• _Given task_
Report every line from the material that contains the word "mengatakan".

• _Data in this exercise_
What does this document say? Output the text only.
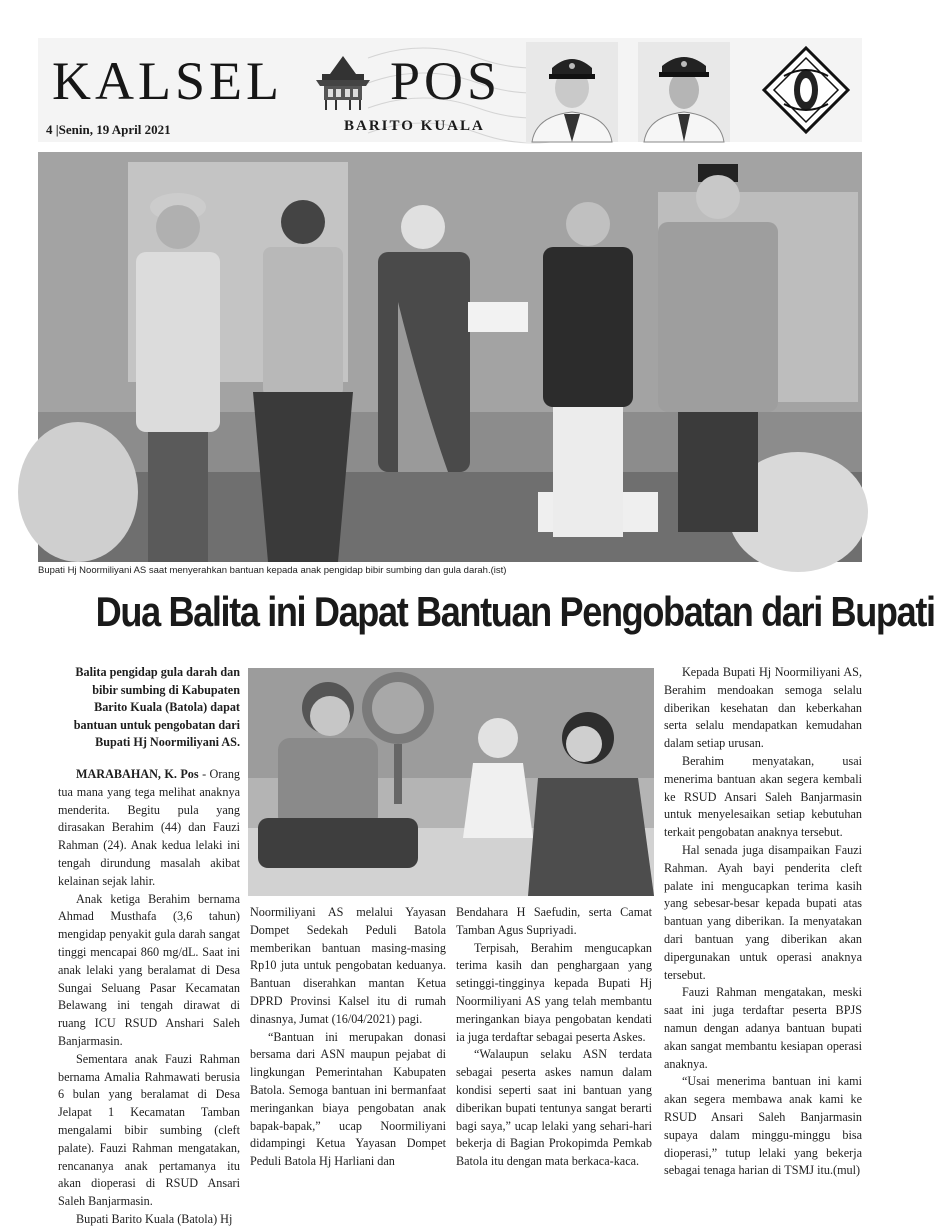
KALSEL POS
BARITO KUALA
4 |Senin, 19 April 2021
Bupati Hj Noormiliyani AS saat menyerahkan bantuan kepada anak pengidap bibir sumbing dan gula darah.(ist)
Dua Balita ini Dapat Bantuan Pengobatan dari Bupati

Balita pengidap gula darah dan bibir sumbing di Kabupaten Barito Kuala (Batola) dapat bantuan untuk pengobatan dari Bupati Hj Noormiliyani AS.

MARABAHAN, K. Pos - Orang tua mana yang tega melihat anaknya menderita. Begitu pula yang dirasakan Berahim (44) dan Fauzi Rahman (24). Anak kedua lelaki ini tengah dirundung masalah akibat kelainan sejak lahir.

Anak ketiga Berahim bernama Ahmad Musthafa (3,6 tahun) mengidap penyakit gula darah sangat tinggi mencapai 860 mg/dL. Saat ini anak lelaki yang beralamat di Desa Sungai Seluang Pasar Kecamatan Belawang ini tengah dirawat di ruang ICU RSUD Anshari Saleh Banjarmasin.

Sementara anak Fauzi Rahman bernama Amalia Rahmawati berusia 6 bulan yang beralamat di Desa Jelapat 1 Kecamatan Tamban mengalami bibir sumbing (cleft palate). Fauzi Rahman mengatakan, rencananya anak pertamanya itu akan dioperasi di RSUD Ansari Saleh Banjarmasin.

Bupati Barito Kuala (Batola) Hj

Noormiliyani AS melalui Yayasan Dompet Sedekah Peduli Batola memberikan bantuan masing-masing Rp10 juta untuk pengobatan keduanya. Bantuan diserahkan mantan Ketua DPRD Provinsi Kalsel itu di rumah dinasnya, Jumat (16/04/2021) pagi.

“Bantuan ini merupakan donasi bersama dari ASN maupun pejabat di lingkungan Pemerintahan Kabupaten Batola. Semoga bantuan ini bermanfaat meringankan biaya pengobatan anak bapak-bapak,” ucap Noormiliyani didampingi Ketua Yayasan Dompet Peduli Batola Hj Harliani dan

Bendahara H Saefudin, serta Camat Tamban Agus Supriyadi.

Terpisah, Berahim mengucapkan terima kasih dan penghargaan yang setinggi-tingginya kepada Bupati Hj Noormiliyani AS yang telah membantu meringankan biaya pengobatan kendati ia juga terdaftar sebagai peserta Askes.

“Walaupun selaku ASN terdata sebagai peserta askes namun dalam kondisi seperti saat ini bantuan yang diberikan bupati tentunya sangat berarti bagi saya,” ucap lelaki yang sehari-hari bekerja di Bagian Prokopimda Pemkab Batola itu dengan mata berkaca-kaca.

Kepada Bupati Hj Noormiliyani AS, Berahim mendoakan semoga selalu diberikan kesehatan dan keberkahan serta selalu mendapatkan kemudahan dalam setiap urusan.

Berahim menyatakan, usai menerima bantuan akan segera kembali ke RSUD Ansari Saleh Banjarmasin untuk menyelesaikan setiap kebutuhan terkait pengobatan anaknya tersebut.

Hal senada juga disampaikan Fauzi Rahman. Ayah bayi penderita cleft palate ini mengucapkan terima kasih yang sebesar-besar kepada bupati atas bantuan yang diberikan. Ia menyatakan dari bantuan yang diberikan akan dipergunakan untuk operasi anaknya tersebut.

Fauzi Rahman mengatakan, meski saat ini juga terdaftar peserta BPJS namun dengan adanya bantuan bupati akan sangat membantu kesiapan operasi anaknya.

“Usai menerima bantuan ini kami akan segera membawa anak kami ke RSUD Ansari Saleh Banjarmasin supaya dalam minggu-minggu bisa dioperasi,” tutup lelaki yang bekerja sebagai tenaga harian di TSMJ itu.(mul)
* * *
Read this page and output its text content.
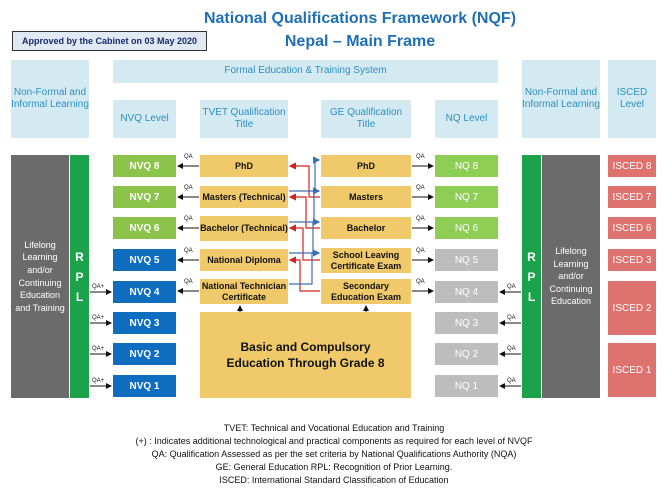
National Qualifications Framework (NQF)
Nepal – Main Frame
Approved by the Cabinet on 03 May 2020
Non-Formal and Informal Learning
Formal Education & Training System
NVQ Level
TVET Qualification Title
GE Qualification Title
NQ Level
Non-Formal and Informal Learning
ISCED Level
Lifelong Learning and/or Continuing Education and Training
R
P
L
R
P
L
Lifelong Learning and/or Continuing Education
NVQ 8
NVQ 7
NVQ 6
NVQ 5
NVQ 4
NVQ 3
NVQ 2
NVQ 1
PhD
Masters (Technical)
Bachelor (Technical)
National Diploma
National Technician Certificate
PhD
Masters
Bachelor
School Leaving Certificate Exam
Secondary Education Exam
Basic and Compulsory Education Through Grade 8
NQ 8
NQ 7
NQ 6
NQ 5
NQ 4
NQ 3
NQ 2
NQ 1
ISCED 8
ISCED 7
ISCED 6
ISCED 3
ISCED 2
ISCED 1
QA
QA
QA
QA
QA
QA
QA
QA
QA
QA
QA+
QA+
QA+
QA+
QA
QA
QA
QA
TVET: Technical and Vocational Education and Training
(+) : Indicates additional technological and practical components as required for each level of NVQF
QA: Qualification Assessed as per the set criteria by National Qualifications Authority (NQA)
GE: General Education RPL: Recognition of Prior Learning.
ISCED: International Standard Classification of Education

• _Response for this exercise_
Sementara anak Fauzi Rahman bernama Amalia Rahmawati berusia 6 bulan yang beralamat di Desa Jelapat 1 Kecamatan Tamban mengalami bibir sumbing (cleft palate). Fauzi Rahman mengatakan, rencananya anak pertamanya itu akan dioperasi di RSUD Ansari Saleh Banjarmasin.
Fauzi Rahman mengatakan, meski saat ini juga terdaftar peserta BPJS namun dengan adanya bantuan bupati akan sangat membantu kesiapan operasi anaknya.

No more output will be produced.